■ PROMPT ■
Print all the records exactly, please.

■ DATASET ■
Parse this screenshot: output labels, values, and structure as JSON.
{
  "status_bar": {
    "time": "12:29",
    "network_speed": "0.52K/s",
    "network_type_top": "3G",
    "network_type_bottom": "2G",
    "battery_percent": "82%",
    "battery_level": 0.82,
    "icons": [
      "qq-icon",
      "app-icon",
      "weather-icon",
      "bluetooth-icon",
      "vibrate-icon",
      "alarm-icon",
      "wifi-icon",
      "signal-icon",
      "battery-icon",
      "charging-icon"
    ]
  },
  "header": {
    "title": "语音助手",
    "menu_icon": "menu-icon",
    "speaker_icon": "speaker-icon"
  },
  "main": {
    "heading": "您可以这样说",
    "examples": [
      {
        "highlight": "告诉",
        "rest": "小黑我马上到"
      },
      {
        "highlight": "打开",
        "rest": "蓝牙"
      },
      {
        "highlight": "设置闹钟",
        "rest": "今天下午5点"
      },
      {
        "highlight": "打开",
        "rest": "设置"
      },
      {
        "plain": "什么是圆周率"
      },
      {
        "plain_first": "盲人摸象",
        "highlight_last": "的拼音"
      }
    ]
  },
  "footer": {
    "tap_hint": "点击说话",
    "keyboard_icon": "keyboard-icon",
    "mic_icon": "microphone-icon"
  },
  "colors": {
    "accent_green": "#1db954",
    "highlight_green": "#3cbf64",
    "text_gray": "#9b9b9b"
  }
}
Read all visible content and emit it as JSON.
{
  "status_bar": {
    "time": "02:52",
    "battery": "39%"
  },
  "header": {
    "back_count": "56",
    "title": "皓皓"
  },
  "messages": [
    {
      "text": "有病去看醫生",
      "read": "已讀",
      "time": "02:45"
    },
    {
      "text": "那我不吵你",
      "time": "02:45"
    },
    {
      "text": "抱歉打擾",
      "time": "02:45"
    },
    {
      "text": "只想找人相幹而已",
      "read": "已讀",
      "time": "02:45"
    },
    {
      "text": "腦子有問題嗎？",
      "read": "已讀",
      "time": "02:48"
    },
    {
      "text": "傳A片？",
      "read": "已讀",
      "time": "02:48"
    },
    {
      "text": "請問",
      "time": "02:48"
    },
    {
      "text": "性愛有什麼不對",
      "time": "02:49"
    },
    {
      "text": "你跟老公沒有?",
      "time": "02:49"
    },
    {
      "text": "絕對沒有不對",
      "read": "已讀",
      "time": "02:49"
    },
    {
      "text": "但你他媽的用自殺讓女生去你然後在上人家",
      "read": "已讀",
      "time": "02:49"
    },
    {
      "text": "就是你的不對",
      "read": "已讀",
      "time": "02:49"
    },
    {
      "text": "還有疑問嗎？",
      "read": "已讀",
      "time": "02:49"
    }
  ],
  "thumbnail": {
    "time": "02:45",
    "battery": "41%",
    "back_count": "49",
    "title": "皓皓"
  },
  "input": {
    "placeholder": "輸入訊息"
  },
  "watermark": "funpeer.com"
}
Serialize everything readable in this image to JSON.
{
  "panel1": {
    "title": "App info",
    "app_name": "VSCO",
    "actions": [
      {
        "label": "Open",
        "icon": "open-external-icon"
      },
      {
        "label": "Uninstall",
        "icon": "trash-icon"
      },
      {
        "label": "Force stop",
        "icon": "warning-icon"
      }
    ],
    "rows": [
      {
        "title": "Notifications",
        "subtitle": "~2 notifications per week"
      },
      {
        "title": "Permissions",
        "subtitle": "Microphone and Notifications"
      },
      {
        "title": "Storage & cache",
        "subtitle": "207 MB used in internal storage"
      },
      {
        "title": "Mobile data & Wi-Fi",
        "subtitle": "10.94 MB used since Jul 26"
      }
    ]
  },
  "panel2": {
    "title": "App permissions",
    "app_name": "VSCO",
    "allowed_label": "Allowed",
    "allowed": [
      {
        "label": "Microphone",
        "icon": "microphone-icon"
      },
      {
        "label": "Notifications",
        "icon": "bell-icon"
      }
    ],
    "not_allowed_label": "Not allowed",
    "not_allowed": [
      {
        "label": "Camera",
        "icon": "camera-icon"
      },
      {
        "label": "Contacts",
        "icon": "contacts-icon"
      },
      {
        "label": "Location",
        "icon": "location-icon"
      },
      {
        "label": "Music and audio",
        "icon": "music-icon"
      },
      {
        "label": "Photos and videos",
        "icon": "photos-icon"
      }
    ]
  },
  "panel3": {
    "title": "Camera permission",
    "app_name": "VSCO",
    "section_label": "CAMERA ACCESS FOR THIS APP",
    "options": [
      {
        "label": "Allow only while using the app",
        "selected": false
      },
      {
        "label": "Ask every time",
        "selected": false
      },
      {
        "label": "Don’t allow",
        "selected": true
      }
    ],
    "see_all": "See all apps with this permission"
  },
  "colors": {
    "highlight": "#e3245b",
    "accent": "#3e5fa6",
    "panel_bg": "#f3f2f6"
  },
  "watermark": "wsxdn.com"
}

■ THE SOLUTION ■
Parse this screenshot: output labels, values, and structure as JSON.
{
  "status_bar": {
    "time": "12:29",
    "network_speed": "0.52K/s",
    "network_type_top": "3G",
    "network_type_bottom": "2G",
    "battery_percent": "82%",
    "battery_level": 0.82,
    "icons": [
      "qq-icon",
      "app-icon",
      "weather-icon",
      "bluetooth-icon",
      "vibrate-icon",
      "alarm-icon",
      "wifi-icon",
      "signal-icon",
      "battery-icon",
      "charging-icon"
    ]
  },
  "header": {
    "title": "语音助手",
    "menu_icon": "menu-icon",
    "speaker_icon": "speaker-icon"
  },
  "main": {
    "heading": "您可以这样说",
    "examples": [
      {
        "highlight": "告诉",
        "rest": "小黑我马上到"
      },
      {
        "highlight": "打开",
        "rest": "蓝牙"
      },
      {
        "highlight": "设置闹钟",
        "rest": "今天下午5点"
      },
      {
        "highlight": "打开",
        "rest": "设置"
      },
      {
        "plain": "什么是圆周率"
      },
      {
        "plain_first": "盲人摸象",
        "highlight_last": "的拼音"
      }
    ]
  },
  "footer": {
    "tap_hint": "点击说话",
    "keyboard_icon": "keyboard-icon",
    "mic_icon": "microphone-icon"
  },
  "colors": {
    "accent_green": "#1db954",
    "highlight_green": "#3cbf64",
    "text_gray": "#9b9b9b"
  }
}
Read all visible content and emit it as JSON.
{
  "status_bar": {
    "time": "02:52",
    "battery": "39%"
  },
  "header": {
    "back_count": "56",
    "title": "皓皓"
  },
  "messages": [
    {
      "text": "有病去看醫生",
      "read": "已讀",
      "time": "02:45"
    },
    {
      "text": "那我不吵你",
      "time": "02:45"
    },
    {
      "text": "抱歉打擾",
      "time": "02:45"
    },
    {
      "text": "只想找人相幹而已",
      "read": "已讀",
      "time": "02:45"
    },
    {
      "text": "腦子有問題嗎？",
      "read": "已讀",
      "time": "02:48"
    },
    {
      "text": "傳A片？",
      "read": "已讀",
      "time": "02:48"
    },
    {
      "text": "請問",
      "time": "02:48"
    },
    {
      "text": "性愛有什麼不對",
      "time": "02:49"
    },
    {
      "text": "你跟老公沒有?",
      "time": "02:49"
    },
    {
      "text": "絕對沒有不對",
      "read": "已讀",
      "time": "02:49"
    },
    {
      "text": "但你他媽的用自殺讓女生去你然後在上人家",
      "read": "已讀",
      "time": "02:49"
    },
    {
      "text": "就是你的不對",
      "read": "已讀",
      "time": "02:49"
    },
    {
      "text": "還有疑問嗎？",
      "read": "已讀",
      "time": "02:49"
    }
  ],
  "thumbnail": {
    "time": "02:45",
    "battery": "41%",
    "back_count": "49",
    "title": "皓皓"
  },
  "input": {
    "placeholder": "輸入訊息"
  },
  "watermark": "funpeer.com"
}
Serialize everything readable in this image to JSON.
{
  "panel1": {
    "title": "App info",
    "app_name": "VSCO",
    "actions": [
      {
        "label": "Open",
        "icon": "open-external-icon"
      },
      {
        "label": "Uninstall",
        "icon": "trash-icon"
      },
      {
        "label": "Force stop",
        "icon": "warning-icon"
      }
    ],
    "rows": [
      {
        "title": "Notifications",
        "subtitle": "~2 notifications per week"
      },
      {
        "title": "Permissions",
        "subtitle": "Microphone and Notifications"
      },
      {
        "title": "Storage & cache",
        "subtitle": "207 MB used in internal storage"
      },
      {
        "title": "Mobile data & Wi-Fi",
        "subtitle": "10.94 MB used since Jul 26"
      }
    ]
  },
  "panel2": {
    "title": "App permissions",
    "app_name": "VSCO",
    "allowed_label": "Allowed",
    "allowed": [
      {
        "label": "Microphone",
        "icon": "microphone-icon"
      },
      {
        "label": "Notifications",
        "icon": "bell-icon"
      }
    ],
    "not_allowed_label": "Not allowed",
    "not_allowed": [
      {
        "label": "Camera",
        "icon": "camera-icon"
      },
      {
        "label": "Contacts",
        "icon": "contacts-icon"
      },
      {
        "label": "Location",
        "icon": "location-icon"
      },
      {
        "label": "Music and audio",
        "icon": "music-icon"
      },
      {
        "label": "Photos and videos",
        "icon": "photos-icon"
      }
    ]
  },
  "panel3": {
    "title": "Camera permission",
    "app_name": "VSCO",
    "section_label": "CAMERA ACCESS FOR THIS APP",
    "options": [
      {
        "label": "Allow only while using the app",
        "selected": false
      },
      {
        "label": "Ask every time",
        "selected": false
      },
      {
        "label": "Don’t allow",
        "selected": true
      }
    ],
    "see_all": "See all apps with this permission"
  },
  "colors": {
    "highlight": "#e3245b",
    "accent": "#3e5fa6",
    "panel_bg": "#f3f2f6"
  },
  "watermark": "wsxdn.com"
}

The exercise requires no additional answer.